(Dataset items)
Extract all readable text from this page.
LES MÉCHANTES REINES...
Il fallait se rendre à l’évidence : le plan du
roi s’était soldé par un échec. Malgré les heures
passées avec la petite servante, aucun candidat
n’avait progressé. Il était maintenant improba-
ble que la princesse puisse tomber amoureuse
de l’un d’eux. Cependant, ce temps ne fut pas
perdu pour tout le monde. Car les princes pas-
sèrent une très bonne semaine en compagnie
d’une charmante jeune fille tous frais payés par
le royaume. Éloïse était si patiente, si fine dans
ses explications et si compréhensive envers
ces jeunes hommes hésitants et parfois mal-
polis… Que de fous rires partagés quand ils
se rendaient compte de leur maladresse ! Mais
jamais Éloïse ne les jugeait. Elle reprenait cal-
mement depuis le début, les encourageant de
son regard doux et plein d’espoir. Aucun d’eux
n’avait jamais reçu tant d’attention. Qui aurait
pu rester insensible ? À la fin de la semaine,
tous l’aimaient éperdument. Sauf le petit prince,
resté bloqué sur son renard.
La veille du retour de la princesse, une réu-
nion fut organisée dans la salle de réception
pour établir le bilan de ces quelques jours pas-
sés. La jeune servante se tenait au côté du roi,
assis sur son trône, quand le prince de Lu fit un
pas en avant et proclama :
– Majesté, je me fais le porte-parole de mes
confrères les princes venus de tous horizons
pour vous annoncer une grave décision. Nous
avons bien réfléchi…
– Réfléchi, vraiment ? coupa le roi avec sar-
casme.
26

→ **Required task**
From the data, list each line in which the string "jamais" appears.

→ **Task answer**
jamais Éloïse ne les jugeait. Elle reprenait cal-
n’avait jamais reçu tant d’attention. Qui aurait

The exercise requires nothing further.